- _Task goal_: Carry none of the pictures over; write out the complete data exactly.

== Records provided

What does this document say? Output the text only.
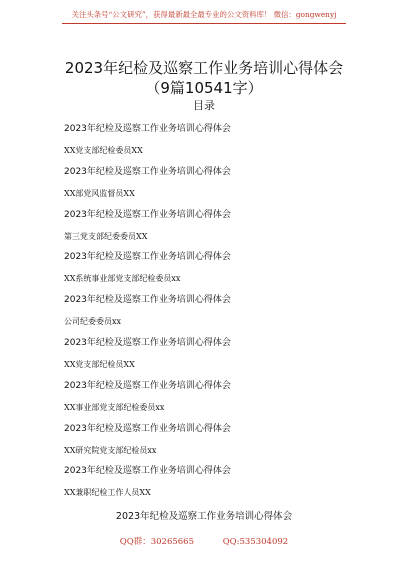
关注头条号“公文研究”，获得最新最全最专业的公文资料库！ 微信：gongwenyj
2023年纪检及巡察工作业务培训心得体会
（9篇10541字）
目录
2023年纪检及巡察工作业务培训心得体会
XX党支部纪检委员XX
2023年纪检及巡察工作业务培训心得体会
XX部党风监督员XX
2023年纪检及巡察工作业务培训心得体会
第三党支部纪委委员XX
2023年纪检及巡察工作业务培训心得体会
XX系统事业部党支部纪检委员xx
2023年纪检及巡察工作业务培训心得体会
公司纪委委员xx
2023年纪检及巡察工作业务培训心得体会
XX党支部纪检员XX
2023年纪检及巡察工作业务培训心得体会
XX事业部党支部纪检委员xx
2023年纪检及巡察工作业务培训心得体会
XX研究院党支部纪检员xx
2023年纪检及巡察工作业务培训心得体会
XX兼职纪检工作人员XX
2023年纪检及巡察工作业务培训心得体会
QQ群：30265665	QQ:535304092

====

- _Exercise output_:
What does this document say? Output the text only.
关注头条号“公文研究”，获得最新最全最专业的公文资料库！ 微信：gongwenyj
2023年纪检及巡察工作业务培训心得体会
（9篇10541字）
目录
2023年纪检及巡察工作业务培训心得体会
XX党支部纪检委员XX
2023年纪检及巡察工作业务培训心得体会
XX部党风监督员XX
2023年纪检及巡察工作业务培训心得体会
第三党支部纪委委员XX
2023年纪检及巡察工作业务培训心得体会
XX系统事业部党支部纪检委员xx
2023年纪检及巡察工作业务培训心得体会
公司纪委委员xx
2023年纪检及巡察工作业务培训心得体会
XX党支部纪检员XX
2023年纪检及巡察工作业务培训心得体会
XX事业部党支部纪检委员xx
2023年纪检及巡察工作业务培训心得体会
XX研究院党支部纪检员xx
2023年纪检及巡察工作业务培训心得体会
XX兼职纪检工作人员XX
2023年纪检及巡察工作业务培训心得体会
QQ群：30265665	QQ:535304092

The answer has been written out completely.